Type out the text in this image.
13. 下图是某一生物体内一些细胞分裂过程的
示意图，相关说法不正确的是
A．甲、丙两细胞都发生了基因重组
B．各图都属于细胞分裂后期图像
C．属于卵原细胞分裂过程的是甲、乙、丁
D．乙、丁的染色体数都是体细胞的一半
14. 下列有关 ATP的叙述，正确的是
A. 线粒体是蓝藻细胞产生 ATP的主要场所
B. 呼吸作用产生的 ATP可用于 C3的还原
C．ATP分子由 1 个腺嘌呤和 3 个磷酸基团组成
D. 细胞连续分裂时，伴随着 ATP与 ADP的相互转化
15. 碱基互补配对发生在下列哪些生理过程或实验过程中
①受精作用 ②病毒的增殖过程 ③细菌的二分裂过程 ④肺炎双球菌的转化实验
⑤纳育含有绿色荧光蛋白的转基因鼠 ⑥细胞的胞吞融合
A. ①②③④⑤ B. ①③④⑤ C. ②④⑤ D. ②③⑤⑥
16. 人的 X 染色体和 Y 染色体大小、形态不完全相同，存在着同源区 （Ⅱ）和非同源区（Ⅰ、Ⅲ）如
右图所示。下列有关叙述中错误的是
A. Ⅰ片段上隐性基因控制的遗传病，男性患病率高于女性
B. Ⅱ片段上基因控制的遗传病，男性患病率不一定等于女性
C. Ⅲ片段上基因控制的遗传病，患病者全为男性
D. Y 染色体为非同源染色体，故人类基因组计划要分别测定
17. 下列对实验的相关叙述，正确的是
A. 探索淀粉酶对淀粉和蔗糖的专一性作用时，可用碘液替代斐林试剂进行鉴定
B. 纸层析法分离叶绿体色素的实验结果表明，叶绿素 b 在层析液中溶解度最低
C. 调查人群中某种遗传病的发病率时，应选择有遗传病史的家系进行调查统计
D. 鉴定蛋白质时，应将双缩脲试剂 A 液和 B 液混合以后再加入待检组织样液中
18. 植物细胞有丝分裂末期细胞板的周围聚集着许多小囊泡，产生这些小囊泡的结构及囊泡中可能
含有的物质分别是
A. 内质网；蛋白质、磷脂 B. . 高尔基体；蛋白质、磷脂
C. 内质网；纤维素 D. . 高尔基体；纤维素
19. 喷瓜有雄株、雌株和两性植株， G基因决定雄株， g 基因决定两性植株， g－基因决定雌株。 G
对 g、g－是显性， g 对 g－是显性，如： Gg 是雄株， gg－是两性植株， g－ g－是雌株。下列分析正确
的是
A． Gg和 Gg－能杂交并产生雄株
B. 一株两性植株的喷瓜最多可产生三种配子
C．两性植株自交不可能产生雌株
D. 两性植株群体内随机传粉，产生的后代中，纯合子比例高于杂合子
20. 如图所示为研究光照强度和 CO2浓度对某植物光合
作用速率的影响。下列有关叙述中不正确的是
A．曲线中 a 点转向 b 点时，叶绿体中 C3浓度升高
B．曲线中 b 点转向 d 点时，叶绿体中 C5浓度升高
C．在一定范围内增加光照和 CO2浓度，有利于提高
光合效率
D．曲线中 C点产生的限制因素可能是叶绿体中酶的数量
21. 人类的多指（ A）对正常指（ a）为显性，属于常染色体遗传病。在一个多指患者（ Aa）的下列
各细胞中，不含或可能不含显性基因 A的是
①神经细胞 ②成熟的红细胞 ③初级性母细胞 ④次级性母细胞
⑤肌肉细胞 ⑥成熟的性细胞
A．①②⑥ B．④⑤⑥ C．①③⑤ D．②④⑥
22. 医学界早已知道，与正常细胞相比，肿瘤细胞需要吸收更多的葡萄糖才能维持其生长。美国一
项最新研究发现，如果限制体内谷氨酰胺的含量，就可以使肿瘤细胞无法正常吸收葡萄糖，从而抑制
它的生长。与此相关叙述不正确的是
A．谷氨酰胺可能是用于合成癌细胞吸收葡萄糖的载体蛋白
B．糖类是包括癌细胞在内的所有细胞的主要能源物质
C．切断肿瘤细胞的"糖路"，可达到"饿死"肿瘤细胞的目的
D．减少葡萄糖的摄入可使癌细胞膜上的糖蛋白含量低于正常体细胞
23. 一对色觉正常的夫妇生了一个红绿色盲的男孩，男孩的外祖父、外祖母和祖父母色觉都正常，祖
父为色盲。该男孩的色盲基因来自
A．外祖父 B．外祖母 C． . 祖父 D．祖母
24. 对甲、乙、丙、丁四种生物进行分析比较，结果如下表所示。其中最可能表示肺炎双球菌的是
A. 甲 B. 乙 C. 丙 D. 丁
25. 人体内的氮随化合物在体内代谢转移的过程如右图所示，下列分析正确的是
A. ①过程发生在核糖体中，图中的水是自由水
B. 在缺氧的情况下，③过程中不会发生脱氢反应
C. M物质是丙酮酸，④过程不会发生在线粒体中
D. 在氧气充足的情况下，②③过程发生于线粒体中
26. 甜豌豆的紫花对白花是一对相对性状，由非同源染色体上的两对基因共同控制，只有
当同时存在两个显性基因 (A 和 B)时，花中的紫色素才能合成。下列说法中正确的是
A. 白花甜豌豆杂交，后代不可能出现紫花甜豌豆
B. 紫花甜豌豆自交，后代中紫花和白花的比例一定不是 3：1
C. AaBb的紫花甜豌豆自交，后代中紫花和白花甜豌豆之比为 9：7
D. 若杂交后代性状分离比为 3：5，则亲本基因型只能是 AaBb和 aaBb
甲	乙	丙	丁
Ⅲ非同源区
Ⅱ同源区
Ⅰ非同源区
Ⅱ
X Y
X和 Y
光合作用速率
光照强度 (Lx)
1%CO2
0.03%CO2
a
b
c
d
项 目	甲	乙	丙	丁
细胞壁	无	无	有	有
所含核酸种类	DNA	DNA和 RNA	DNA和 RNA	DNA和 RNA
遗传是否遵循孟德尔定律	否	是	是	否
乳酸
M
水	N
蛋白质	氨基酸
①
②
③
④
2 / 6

-----

→ **TASK GOAL**: Return every record, word for word.

→ **RIGHT ANSWER**:
Type out the text in this image.
13. 下图是某一生物体内一些细胞分裂过程的
示意图，相关说法不正确的是
A．甲、丙两细胞都发生了基因重组
B．各图都属于细胞分裂后期图像
C．属于卵原细胞分裂过程的是甲、乙、丁
D．乙、丁的染色体数都是体细胞的一半
14. 下列有关 ATP的叙述，正确的是
A. 线粒体是蓝藻细胞产生 ATP的主要场所
B. 呼吸作用产生的 ATP可用于 C3的还原
C．ATP分子由 1 个腺嘌呤和 3 个磷酸基团组成
D. 细胞连续分裂时，伴随着 ATP与 ADP的相互转化
15. 碱基互补配对发生在下列哪些生理过程或实验过程中
①受精作用 ②病毒的增殖过程 ③细菌的二分裂过程 ④肺炎双球菌的转化实验
⑤纳育含有绿色荧光蛋白的转基因鼠 ⑥细胞的胞吞融合
A. ①②③④⑤ B. ①③④⑤ C. ②④⑤ D. ②③⑤⑥
16. 人的 X 染色体和 Y 染色体大小、形态不完全相同，存在着同源区 （Ⅱ）和非同源区（Ⅰ、Ⅲ）如
右图所示。下列有关叙述中错误的是
A. Ⅰ片段上隐性基因控制的遗传病，男性患病率高于女性
B. Ⅱ片段上基因控制的遗传病，男性患病率不一定等于女性
C. Ⅲ片段上基因控制的遗传病，患病者全为男性
D. Y 染色体为非同源染色体，故人类基因组计划要分别测定
17. 下列对实验的相关叙述，正确的是
A. 探索淀粉酶对淀粉和蔗糖的专一性作用时，可用碘液替代斐林试剂进行鉴定
B. 纸层析法分离叶绿体色素的实验结果表明，叶绿素 b 在层析液中溶解度最低
C. 调查人群中某种遗传病的发病率时，应选择有遗传病史的家系进行调查统计
D. 鉴定蛋白质时，应将双缩脲试剂 A 液和 B 液混合以后再加入待检组织样液中
18. 植物细胞有丝分裂末期细胞板的周围聚集着许多小囊泡，产生这些小囊泡的结构及囊泡中可能
含有的物质分别是
A. 内质网；蛋白质、磷脂 B. . 高尔基体；蛋白质、磷脂
C. 内质网；纤维素 D. . 高尔基体；纤维素
19. 喷瓜有雄株、雌株和两性植株， G基因决定雄株， g 基因决定两性植株， g－基因决定雌株。 G
对 g、g－是显性， g 对 g－是显性，如： Gg 是雄株， gg－是两性植株， g－ g－是雌株。下列分析正确
的是
A． Gg和 Gg－能杂交并产生雄株
B. 一株两性植株的喷瓜最多可产生三种配子
C．两性植株自交不可能产生雌株
D. 两性植株群体内随机传粉，产生的后代中，纯合子比例高于杂合子
20. 如图所示为研究光照强度和 CO2浓度对某植物光合
作用速率的影响。下列有关叙述中不正确的是
A．曲线中 a 点转向 b 点时，叶绿体中 C3浓度升高
B．曲线中 b 点转向 d 点时，叶绿体中 C5浓度升高
C．在一定范围内增加光照和 CO2浓度，有利于提高
光合效率
D．曲线中 C点产生的限制因素可能是叶绿体中酶的数量
21. 人类的多指（ A）对正常指（ a）为显性，属于常染色体遗传病。在一个多指患者（ Aa）的下列
各细胞中，不含或可能不含显性基因 A的是
①神经细胞 ②成熟的红细胞 ③初级性母细胞 ④次级性母细胞
⑤肌肉细胞 ⑥成熟的性细胞
A．①②⑥ B．④⑤⑥ C．①③⑤ D．②④⑥
22. 医学界早已知道，与正常细胞相比，肿瘤细胞需要吸收更多的葡萄糖才能维持其生长。美国一
项最新研究发现，如果限制体内谷氨酰胺的含量，就可以使肿瘤细胞无法正常吸收葡萄糖，从而抑制
它的生长。与此相关叙述不正确的是
A．谷氨酰胺可能是用于合成癌细胞吸收葡萄糖的载体蛋白
B．糖类是包括癌细胞在内的所有细胞的主要能源物质
C．切断肿瘤细胞的"糖路"，可达到"饿死"肿瘤细胞的目的
D．减少葡萄糖的摄入可使癌细胞膜上的糖蛋白含量低于正常体细胞
23. 一对色觉正常的夫妇生了一个红绿色盲的男孩，男孩的外祖父、外祖母和祖父母色觉都正常，祖
父为色盲。该男孩的色盲基因来自
A．外祖父 B．外祖母 C． . 祖父 D．祖母
24. 对甲、乙、丙、丁四种生物进行分析比较，结果如下表所示。其中最可能表示肺炎双球菌的是
A. 甲 B. 乙 C. 丙 D. 丁
25. 人体内的氮随化合物在体内代谢转移的过程如右图所示，下列分析正确的是
A. ①过程发生在核糖体中，图中的水是自由水
B. 在缺氧的情况下，③过程中不会发生脱氢反应
C. M物质是丙酮酸，④过程不会发生在线粒体中
D. 在氧气充足的情况下，②③过程发生于线粒体中
26. 甜豌豆的紫花对白花是一对相对性状，由非同源染色体上的两对基因共同控制，只有
当同时存在两个显性基因 (A 和 B)时，花中的紫色素才能合成。下列说法中正确的是
A. 白花甜豌豆杂交，后代不可能出现紫花甜豌豆
B. 紫花甜豌豆自交，后代中紫花和白花的比例一定不是 3：1
C. AaBb的紫花甜豌豆自交，后代中紫花和白花甜豌豆之比为 9：7
D. 若杂交后代性状分离比为 3：5，则亲本基因型只能是 AaBb和 aaBb
甲	乙	丙	丁
Ⅲ非同源区
Ⅱ同源区
Ⅰ非同源区
Ⅱ
X Y
X和 Y
光合作用速率
光照强度 (Lx)
1%CO2
0.03%CO2
a
b
c
d
项 目	甲	乙	丙	丁
细胞壁	无	无	有	有
所含核酸种类	DNA	DNA和 RNA	DNA和 RNA	DNA和 RNA
遗传是否遵循孟德尔定律	否	是	是	否
乳酸
M
水	N
蛋白质	氨基酸
①
②
③
④
2 / 6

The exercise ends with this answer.